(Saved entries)
** start **

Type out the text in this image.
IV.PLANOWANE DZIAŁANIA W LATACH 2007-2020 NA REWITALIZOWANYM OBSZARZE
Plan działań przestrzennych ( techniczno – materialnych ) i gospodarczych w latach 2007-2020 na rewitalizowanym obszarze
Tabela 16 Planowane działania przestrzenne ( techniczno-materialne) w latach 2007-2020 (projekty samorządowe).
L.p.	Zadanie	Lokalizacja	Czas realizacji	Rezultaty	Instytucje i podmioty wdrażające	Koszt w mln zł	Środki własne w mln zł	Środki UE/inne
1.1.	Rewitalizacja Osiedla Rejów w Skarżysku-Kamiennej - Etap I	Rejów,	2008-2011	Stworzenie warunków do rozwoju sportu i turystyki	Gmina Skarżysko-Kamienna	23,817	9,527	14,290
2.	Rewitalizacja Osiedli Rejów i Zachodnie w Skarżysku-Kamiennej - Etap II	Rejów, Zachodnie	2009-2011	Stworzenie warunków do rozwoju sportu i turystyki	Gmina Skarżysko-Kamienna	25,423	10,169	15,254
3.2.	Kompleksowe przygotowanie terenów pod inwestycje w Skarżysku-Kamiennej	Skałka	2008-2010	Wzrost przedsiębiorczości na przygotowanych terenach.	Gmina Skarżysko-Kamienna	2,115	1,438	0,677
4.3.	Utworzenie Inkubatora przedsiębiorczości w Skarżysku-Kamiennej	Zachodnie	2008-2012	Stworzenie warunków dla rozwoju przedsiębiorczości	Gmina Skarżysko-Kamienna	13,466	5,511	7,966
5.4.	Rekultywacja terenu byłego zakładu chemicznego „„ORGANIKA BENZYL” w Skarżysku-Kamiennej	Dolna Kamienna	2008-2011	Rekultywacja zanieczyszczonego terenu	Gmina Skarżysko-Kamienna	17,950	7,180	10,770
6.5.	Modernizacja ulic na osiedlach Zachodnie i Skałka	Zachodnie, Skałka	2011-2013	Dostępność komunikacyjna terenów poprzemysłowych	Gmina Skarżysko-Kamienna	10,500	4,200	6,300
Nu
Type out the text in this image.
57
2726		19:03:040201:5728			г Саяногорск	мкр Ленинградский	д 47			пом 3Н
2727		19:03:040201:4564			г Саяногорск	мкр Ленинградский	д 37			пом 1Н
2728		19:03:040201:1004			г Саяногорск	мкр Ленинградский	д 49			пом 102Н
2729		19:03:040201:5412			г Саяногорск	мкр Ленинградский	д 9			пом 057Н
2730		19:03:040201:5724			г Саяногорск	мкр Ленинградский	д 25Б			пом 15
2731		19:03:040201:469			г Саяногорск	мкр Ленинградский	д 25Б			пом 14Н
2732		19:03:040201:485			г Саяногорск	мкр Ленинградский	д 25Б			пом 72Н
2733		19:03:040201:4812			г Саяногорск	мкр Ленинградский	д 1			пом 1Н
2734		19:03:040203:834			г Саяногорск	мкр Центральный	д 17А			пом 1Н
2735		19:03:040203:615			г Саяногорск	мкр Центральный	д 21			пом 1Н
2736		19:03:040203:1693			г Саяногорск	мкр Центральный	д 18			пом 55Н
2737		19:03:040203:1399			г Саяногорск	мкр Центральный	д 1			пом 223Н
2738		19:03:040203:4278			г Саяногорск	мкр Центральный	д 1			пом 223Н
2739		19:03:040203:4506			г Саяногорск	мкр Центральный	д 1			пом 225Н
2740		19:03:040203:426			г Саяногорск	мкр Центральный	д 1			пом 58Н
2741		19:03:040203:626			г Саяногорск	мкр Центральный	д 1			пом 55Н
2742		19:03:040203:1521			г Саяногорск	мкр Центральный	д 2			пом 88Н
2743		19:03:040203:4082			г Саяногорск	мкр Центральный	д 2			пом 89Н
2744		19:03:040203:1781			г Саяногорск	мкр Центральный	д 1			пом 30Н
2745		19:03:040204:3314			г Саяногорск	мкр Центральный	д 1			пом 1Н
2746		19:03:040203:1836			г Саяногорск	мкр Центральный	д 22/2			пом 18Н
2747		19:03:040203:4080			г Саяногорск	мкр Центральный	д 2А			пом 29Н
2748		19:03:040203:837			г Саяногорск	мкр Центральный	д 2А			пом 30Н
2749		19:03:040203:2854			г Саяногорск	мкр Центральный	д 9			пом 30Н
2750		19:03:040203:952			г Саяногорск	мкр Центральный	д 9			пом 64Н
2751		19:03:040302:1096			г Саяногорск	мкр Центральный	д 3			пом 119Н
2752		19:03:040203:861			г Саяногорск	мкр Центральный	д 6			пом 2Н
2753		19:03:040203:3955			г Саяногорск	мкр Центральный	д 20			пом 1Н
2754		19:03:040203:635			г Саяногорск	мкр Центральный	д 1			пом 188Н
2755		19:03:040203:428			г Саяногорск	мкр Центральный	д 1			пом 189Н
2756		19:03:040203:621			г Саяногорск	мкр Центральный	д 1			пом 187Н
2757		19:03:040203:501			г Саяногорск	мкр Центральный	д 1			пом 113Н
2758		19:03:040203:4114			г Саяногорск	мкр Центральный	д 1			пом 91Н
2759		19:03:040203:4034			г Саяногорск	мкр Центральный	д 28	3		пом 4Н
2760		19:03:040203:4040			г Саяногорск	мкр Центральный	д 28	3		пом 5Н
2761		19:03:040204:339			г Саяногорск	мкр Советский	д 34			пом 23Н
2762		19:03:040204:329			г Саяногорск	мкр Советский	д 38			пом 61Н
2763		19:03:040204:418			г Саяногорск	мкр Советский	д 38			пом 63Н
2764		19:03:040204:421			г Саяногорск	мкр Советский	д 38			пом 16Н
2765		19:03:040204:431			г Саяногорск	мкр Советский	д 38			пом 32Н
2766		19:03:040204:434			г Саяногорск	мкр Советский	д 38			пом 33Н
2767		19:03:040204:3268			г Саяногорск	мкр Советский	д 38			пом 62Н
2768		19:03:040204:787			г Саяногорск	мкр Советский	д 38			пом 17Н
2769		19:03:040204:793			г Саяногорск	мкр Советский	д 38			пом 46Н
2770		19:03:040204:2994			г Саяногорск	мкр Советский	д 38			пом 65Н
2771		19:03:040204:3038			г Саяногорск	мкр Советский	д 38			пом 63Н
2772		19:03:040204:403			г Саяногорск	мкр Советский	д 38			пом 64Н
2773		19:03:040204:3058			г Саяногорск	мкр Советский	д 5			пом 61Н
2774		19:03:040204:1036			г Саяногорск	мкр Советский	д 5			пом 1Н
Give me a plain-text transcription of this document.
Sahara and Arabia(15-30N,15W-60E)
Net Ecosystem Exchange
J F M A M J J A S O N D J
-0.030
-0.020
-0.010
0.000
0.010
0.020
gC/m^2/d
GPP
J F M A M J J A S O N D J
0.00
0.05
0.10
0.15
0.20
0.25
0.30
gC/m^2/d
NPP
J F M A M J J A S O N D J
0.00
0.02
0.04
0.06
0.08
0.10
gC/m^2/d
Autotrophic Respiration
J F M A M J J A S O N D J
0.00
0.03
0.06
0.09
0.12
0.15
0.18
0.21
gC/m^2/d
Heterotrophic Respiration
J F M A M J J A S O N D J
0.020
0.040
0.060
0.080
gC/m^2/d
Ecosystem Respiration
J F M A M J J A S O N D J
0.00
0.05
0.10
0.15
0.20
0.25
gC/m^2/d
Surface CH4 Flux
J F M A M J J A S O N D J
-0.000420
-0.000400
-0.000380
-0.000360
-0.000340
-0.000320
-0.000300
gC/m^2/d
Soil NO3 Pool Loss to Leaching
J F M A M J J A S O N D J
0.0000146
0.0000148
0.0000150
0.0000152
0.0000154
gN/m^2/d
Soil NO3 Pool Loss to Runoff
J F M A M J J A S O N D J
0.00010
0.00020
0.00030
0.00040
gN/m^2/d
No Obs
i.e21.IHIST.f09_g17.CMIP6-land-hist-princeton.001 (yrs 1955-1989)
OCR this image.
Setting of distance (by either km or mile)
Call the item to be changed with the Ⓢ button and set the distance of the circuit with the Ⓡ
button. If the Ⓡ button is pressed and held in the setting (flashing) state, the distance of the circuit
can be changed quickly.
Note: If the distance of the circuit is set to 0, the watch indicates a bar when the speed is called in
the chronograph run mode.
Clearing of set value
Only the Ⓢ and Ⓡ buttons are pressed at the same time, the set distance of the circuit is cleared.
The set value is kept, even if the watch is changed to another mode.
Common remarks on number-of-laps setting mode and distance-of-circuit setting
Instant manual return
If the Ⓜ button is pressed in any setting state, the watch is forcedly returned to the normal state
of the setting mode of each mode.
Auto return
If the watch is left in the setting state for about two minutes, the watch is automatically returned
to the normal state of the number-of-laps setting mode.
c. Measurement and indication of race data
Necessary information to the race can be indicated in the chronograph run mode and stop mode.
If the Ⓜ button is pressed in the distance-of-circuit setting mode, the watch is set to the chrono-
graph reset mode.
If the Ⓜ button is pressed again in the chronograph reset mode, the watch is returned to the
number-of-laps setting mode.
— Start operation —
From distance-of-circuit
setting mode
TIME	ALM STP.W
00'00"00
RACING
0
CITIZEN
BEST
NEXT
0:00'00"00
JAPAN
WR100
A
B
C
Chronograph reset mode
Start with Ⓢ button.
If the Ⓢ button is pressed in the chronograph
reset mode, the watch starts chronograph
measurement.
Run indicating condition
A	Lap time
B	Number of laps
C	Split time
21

** end **

» **Task requirements**
Find all the lines containing "Respiration" in the material, then copy them.

» **Solution for this task**
Autotrophic Respiration
Heterotrophic Respiration
Ecosystem Respiration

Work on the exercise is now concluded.